STATED PROBLEM.
Reproduce the listing below without any change.

TASK DATA.
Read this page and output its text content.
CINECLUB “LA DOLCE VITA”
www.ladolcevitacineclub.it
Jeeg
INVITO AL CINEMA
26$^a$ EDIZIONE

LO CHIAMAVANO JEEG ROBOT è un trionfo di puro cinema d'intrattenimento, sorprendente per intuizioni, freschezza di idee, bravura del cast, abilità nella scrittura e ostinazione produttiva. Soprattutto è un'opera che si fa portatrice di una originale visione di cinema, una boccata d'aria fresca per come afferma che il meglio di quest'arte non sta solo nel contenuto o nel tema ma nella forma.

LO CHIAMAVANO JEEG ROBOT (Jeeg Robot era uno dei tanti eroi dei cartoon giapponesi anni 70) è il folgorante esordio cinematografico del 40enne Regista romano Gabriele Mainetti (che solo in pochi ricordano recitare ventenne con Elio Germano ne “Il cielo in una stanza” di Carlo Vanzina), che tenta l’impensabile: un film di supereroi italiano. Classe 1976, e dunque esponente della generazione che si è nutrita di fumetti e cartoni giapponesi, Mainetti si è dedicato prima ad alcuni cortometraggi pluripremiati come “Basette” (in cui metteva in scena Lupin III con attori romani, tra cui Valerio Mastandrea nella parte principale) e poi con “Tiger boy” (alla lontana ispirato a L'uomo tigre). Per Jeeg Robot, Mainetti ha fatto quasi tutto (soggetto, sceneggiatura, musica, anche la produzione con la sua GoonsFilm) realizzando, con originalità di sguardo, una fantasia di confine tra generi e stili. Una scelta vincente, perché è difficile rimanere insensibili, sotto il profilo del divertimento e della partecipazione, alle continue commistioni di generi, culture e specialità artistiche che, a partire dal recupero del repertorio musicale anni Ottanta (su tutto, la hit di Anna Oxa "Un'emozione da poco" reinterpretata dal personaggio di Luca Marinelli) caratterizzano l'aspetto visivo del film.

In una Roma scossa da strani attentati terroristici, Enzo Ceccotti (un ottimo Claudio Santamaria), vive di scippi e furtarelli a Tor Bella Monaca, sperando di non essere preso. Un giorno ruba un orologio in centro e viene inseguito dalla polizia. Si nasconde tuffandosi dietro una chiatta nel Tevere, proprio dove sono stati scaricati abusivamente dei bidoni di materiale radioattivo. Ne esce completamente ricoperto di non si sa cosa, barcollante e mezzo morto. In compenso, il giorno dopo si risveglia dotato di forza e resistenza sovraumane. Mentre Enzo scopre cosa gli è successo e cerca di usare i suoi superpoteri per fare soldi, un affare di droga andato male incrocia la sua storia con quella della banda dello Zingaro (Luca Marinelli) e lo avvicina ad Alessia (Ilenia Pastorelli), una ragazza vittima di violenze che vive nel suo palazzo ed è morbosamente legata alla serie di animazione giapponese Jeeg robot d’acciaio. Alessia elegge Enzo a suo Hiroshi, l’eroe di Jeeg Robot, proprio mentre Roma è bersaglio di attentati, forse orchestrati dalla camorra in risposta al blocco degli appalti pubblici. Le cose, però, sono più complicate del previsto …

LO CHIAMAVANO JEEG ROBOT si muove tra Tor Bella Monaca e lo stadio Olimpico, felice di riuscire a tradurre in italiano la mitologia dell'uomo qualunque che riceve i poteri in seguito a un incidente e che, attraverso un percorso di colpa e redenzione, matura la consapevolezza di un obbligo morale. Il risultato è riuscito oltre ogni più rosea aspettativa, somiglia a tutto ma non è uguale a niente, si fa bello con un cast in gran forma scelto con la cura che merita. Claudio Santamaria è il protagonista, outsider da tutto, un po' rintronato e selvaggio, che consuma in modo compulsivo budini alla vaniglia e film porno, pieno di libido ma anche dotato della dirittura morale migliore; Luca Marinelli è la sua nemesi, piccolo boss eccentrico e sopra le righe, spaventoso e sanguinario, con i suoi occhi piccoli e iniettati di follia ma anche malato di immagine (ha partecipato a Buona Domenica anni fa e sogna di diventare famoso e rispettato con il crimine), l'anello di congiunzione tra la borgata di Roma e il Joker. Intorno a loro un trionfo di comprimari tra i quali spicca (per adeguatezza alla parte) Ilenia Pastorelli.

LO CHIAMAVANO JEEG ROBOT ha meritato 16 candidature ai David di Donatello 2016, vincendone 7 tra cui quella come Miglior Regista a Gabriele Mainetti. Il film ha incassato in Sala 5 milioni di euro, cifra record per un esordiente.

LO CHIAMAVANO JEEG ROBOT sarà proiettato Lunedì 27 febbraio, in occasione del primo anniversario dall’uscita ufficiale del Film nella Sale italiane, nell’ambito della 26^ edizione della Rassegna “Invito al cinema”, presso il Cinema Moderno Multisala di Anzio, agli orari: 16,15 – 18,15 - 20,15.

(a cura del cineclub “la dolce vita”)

SOLUTION.
Read this page and output its text content.
CINECLUB “LA DOLCE VITA”
www.ladolcevitacineclub.it
Jeeg
INVITO AL CINEMA
26$^a$ EDIZIONE

LO CHIAMAVANO JEEG ROBOT è un trionfo di puro cinema d'intrattenimento, sorprendente per intuizioni, freschezza di idee, bravura del cast, abilità nella scrittura e ostinazione produttiva. Soprattutto è un'opera che si fa portatrice di una originale visione di cinema, una boccata d'aria fresca per come afferma che il meglio di quest'arte non sta solo nel contenuto o nel tema ma nella forma.

LO CHIAMAVANO JEEG ROBOT (Jeeg Robot era uno dei tanti eroi dei cartoon giapponesi anni 70) è il folgorante esordio cinematografico del 40enne Regista romano Gabriele Mainetti (che solo in pochi ricordano recitare ventenne con Elio Germano ne “Il cielo in una stanza” di Carlo Vanzina), che tenta l’impensabile: un film di supereroi italiano. Classe 1976, e dunque esponente della generazione che si è nutrita di fumetti e cartoni giapponesi, Mainetti si è dedicato prima ad alcuni cortometraggi pluripremiati come “Basette” (in cui metteva in scena Lupin III con attori romani, tra cui Valerio Mastandrea nella parte principale) e poi con “Tiger boy” (alla lontana ispirato a L'uomo tigre). Per Jeeg Robot, Mainetti ha fatto quasi tutto (soggetto, sceneggiatura, musica, anche la produzione con la sua GoonsFilm) realizzando, con originalità di sguardo, una fantasia di confine tra generi e stili. Una scelta vincente, perché è difficile rimanere insensibili, sotto il profilo del divertimento e della partecipazione, alle continue commistioni di generi, culture e specialità artistiche che, a partire dal recupero del repertorio musicale anni Ottanta (su tutto, la hit di Anna Oxa "Un'emozione da poco" reinterpretata dal personaggio di Luca Marinelli) caratterizzano l'aspetto visivo del film.

In una Roma scossa da strani attentati terroristici, Enzo Ceccotti (un ottimo Claudio Santamaria), vive di scippi e furtarelli a Tor Bella Monaca, sperando di non essere preso. Un giorno ruba un orologio in centro e viene inseguito dalla polizia. Si nasconde tuffandosi dietro una chiatta nel Tevere, proprio dove sono stati scaricati abusivamente dei bidoni di materiale radioattivo. Ne esce completamente ricoperto di non si sa cosa, barcollante e mezzo morto. In compenso, il giorno dopo si risveglia dotato di forza e resistenza sovraumane. Mentre Enzo scopre cosa gli è successo e cerca di usare i suoi superpoteri per fare soldi, un affare di droga andato male incrocia la sua storia con quella della banda dello Zingaro (Luca Marinelli) e lo avvicina ad Alessia (Ilenia Pastorelli), una ragazza vittima di violenze che vive nel suo palazzo ed è morbosamente legata alla serie di animazione giapponese Jeeg robot d’acciaio. Alessia elegge Enzo a suo Hiroshi, l’eroe di Jeeg Robot, proprio mentre Roma è bersaglio di attentati, forse orchestrati dalla camorra in risposta al blocco degli appalti pubblici. Le cose, però, sono più complicate del previsto …

LO CHIAMAVANO JEEG ROBOT si muove tra Tor Bella Monaca e lo stadio Olimpico, felice di riuscire a tradurre in italiano la mitologia dell'uomo qualunque che riceve i poteri in seguito a un incidente e che, attraverso un percorso di colpa e redenzione, matura la consapevolezza di un obbligo morale. Il risultato è riuscito oltre ogni più rosea aspettativa, somiglia a tutto ma non è uguale a niente, si fa bello con un cast in gran forma scelto con la cura che merita. Claudio Santamaria è il protagonista, outsider da tutto, un po' rintronato e selvaggio, che consuma in modo compulsivo budini alla vaniglia e film porno, pieno di libido ma anche dotato della dirittura morale migliore; Luca Marinelli è la sua nemesi, piccolo boss eccentrico e sopra le righe, spaventoso e sanguinario, con i suoi occhi piccoli e iniettati di follia ma anche malato di immagine (ha partecipato a Buona Domenica anni fa e sogna di diventare famoso e rispettato con il crimine), l'anello di congiunzione tra la borgata di Roma e il Joker. Intorno a loro un trionfo di comprimari tra i quali spicca (per adeguatezza alla parte) Ilenia Pastorelli.

LO CHIAMAVANO JEEG ROBOT ha meritato 16 candidature ai David di Donatello 2016, vincendone 7 tra cui quella come Miglior Regista a Gabriele Mainetti. Il film ha incassato in Sala 5 milioni di euro, cifra record per un esordiente.

LO CHIAMAVANO JEEG ROBOT sarà proiettato Lunedì 27 febbraio, in occasione del primo anniversario dall’uscita ufficiale del Film nella Sale italiane, nell’ambito della 26^ edizione della Rassegna “Invito al cinema”, presso il Cinema Moderno Multisala di Anzio, agli orari: 16,15 – 18,15 - 20,15.

(a cura del cineclub “la dolce vita”)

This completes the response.